**** Data shown

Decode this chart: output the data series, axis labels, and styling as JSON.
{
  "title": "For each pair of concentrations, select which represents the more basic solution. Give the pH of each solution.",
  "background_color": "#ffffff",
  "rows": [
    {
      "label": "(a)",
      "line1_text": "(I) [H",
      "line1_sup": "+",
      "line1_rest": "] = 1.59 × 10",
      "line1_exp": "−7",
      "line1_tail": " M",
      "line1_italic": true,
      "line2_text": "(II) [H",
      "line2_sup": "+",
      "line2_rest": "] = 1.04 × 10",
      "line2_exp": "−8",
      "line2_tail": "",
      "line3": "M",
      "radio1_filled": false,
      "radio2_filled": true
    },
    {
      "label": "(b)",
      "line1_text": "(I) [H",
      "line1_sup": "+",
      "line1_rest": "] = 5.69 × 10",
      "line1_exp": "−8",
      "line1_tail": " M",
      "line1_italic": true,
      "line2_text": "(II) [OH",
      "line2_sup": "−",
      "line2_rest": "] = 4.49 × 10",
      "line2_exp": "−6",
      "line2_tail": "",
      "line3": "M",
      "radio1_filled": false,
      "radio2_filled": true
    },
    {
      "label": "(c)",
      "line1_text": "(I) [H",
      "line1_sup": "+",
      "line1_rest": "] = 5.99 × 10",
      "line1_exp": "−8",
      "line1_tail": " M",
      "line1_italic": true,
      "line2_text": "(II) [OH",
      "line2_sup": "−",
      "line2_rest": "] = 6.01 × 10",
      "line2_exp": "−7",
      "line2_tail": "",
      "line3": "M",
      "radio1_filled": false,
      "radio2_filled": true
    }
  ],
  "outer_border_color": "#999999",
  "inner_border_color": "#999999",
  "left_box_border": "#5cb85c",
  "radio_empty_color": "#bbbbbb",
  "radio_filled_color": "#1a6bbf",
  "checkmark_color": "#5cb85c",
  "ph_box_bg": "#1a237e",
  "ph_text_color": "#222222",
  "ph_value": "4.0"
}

********

** Request **
Nothing may be left out: return each entry exactly as it reads.

** Written response **
Decode this chart: output the data series, axis labels, and styling as JSON.
{
  "title": "For each pair of concentrations, select which represents the more basic solution. Give the pH of each solution.",
  "background_color": "#ffffff",
  "rows": [
    {
      "label": "(a)",
      "line1_text": "(I) [H",
      "line1_sup": "+",
      "line1_rest": "] = 1.59 × 10",
      "line1_exp": "−7",
      "line1_tail": " M",
      "line1_italic": true,
      "line2_text": "(II) [H",
      "line2_sup": "+",
      "line2_rest": "] = 1.04 × 10",
      "line2_exp": "−8",
      "line2_tail": "",
      "line3": "M",
      "radio1_filled": false,
      "radio2_filled": true
    },
    {
      "label": "(b)",
      "line1_text": "(I) [H",
      "line1_sup": "+",
      "line1_rest": "] = 5.69 × 10",
      "line1_exp": "−8",
      "line1_tail": " M",
      "line1_italic": true,
      "line2_text": "(II) [OH",
      "line2_sup": "−",
      "line2_rest": "] = 4.49 × 10",
      "line2_exp": "−6",
      "line2_tail": "",
      "line3": "M",
      "radio1_filled": false,
      "radio2_filled": true
    },
    {
      "label": "(c)",
      "line1_text": "(I) [H",
      "line1_sup": "+",
      "line1_rest": "] = 5.99 × 10",
      "line1_exp": "−8",
      "line1_tail": " M",
      "line1_italic": true,
      "line2_text": "(II) [OH",
      "line2_sup": "−",
      "line2_rest": "] = 6.01 × 10",
      "line2_exp": "−7",
      "line2_tail": "",
      "line3": "M",
      "radio1_filled": false,
      "radio2_filled": true
    }
  ],
  "outer_border_color": "#999999",
  "inner_border_color": "#999999",
  "left_box_border": "#5cb85c",
  "radio_empty_color": "#bbbbbb",
  "radio_filled_color": "#1a6bbf",
  "checkmark_color": "#5cb85c",
  "ph_box_bg": "#1a237e",
  "ph_text_color": "#222222",
  "ph_value": "4.0"
}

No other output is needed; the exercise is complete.